---------- DOCUMENT PASSAGE ----------
San Francisco's 10 Best Public Sculptures

Posted By on Tue, Apr 24, 2012 at 9:30 AM

Page 2 of 3


7. Willie Mays statue at AT&T Park

This is the sculpture that legendary outfielder Willie Mays always deserved. Depicting Mays at the end of a home-run swing, it has Mays -- bat in hand -- looking toward the outfield stands as the ball (we imagine) sails majestically over the fence. North Carolina sculptor William Behrends has captured the strength and the pride that emanated from every one of Mays' swings. Located at the corner of Third and King streets, in front of the main entrance to AT&T Park, the Mays sculpture is one of many impressive player sculptures on the ballpark's perimeter that bear Behrends' name.
----------
** DIRECTIONS **
Rewrite the stretch of the sculpture article from "This is the" through "bear Behrends' name.", replacing "outfielder" with "center fielder". The records that come next are drawn from a separate source and are unrelated to the sculpture article.
---------- DATA EXTRACTS ----------
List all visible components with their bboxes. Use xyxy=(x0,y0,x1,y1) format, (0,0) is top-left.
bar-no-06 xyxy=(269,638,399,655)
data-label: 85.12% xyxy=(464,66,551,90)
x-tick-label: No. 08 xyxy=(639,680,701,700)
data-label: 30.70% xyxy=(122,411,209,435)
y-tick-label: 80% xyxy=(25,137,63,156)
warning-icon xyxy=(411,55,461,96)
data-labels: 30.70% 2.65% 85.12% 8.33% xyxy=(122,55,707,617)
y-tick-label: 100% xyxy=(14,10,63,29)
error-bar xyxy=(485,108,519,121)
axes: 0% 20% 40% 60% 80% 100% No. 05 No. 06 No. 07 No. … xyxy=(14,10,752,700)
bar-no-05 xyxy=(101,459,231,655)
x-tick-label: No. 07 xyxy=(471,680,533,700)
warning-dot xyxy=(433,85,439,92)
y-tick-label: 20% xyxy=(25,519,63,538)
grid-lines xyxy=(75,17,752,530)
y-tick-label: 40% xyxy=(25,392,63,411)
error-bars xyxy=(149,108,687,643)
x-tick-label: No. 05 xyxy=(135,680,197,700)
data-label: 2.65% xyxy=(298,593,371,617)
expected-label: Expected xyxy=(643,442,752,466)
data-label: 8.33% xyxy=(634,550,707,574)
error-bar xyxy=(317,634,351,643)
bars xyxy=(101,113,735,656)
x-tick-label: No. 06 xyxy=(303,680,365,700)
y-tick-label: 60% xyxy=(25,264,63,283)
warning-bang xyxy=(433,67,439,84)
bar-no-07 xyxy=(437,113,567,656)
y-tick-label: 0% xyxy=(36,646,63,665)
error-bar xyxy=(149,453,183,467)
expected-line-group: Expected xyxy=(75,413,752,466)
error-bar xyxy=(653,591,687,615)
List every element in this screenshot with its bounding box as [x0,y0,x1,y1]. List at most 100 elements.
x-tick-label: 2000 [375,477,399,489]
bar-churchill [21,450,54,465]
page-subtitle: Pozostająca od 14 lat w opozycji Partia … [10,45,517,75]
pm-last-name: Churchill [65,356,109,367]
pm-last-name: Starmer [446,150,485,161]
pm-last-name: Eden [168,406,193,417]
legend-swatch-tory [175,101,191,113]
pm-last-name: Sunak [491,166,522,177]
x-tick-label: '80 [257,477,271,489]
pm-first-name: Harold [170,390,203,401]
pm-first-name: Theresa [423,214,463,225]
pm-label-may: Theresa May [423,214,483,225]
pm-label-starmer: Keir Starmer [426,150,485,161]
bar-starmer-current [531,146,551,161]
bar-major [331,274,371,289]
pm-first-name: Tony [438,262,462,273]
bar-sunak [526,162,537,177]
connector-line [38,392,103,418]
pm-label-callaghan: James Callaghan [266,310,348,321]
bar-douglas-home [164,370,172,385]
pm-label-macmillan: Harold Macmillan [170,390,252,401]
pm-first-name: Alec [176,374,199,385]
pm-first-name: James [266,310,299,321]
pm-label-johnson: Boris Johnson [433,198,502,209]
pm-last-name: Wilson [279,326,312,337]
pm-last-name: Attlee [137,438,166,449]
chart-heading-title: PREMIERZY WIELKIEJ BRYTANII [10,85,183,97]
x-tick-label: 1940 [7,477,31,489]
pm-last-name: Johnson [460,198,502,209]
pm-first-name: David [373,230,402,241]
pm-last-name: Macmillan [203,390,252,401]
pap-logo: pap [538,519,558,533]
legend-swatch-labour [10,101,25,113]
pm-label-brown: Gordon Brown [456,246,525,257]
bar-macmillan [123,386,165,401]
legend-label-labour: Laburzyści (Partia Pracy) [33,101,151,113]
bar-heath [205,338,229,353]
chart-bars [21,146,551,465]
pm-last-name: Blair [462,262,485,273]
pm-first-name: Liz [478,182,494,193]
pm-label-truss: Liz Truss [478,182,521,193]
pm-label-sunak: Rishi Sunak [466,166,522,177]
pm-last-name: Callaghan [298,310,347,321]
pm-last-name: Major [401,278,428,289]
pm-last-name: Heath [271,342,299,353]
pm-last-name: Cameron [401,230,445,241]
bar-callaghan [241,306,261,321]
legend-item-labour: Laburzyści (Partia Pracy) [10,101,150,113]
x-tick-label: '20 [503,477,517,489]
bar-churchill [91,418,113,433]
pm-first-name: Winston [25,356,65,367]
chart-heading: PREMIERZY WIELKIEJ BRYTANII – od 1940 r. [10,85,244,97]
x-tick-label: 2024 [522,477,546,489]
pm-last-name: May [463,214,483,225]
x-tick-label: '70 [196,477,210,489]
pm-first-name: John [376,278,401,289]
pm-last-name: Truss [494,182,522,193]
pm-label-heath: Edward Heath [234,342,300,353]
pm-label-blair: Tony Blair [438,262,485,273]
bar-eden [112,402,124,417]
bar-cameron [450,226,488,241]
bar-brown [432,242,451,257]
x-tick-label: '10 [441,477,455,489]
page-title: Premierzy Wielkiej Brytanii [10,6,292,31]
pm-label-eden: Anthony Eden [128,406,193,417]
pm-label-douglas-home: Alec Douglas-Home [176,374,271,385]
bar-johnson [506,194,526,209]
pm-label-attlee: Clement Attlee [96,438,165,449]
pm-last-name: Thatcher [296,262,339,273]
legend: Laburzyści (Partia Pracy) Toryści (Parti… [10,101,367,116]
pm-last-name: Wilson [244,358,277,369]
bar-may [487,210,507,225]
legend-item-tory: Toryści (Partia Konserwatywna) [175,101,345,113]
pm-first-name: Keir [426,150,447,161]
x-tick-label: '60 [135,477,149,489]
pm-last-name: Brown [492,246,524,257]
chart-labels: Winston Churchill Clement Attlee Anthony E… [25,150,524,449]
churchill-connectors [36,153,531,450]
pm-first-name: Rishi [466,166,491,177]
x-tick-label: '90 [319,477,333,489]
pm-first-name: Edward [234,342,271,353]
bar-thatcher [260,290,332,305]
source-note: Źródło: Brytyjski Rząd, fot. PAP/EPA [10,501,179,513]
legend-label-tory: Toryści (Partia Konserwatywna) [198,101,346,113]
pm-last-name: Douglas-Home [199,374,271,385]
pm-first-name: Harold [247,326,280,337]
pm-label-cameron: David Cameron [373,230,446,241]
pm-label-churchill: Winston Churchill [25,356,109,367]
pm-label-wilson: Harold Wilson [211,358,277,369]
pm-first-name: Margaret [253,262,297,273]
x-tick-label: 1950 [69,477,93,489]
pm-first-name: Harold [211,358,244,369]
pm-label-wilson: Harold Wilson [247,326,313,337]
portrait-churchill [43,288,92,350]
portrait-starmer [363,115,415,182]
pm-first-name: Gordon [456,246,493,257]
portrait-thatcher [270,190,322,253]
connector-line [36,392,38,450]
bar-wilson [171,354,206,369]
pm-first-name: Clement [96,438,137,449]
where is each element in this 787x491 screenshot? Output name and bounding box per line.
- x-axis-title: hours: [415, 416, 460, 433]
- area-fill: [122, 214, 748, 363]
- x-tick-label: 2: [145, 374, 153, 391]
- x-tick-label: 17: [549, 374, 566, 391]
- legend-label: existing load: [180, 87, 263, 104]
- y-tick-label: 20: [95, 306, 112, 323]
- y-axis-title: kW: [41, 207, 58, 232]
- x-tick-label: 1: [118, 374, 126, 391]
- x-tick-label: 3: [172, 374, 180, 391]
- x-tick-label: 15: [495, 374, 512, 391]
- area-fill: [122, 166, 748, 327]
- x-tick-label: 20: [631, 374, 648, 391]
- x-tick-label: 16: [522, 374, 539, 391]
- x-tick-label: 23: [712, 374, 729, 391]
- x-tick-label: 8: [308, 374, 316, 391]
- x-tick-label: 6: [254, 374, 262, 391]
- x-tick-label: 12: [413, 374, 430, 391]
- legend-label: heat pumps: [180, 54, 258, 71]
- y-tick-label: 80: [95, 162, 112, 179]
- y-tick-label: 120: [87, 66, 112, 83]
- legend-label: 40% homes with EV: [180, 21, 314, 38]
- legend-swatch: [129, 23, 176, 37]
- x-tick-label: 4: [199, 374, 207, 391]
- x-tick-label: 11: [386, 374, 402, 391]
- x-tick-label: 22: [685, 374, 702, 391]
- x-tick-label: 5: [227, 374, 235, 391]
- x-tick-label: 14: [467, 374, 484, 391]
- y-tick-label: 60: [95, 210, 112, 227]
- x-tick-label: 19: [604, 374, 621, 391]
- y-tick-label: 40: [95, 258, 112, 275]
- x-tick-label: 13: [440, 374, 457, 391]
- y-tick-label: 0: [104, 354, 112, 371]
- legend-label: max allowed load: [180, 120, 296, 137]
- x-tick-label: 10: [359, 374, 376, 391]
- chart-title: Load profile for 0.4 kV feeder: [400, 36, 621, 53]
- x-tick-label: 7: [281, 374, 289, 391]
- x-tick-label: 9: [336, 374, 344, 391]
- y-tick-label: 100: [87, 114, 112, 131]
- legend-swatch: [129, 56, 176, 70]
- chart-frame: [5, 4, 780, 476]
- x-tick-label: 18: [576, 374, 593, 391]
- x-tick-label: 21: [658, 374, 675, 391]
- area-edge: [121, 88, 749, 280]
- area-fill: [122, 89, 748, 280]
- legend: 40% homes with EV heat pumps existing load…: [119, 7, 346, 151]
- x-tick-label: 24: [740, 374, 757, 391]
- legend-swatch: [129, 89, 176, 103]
----------
** ANSWER BOX **
This is the sculpture that legendary center fielder Willie Mays always deserved. Depicting Mays at the end of a home-run swing, it has Mays -- bat in hand -- looking toward the outfield stands as the ball (we imagine) sails majestically over the fence. North Carolina sculptor William Behrends has captured the strength and the pride that emanated from every one of Mays' swings. Located at the corner of Third and King streets, in front of the main entrance to AT&T Park, the Mays sculpture is one of many impressive player sculptures on the ballpark's perimeter that bear Behrends' name.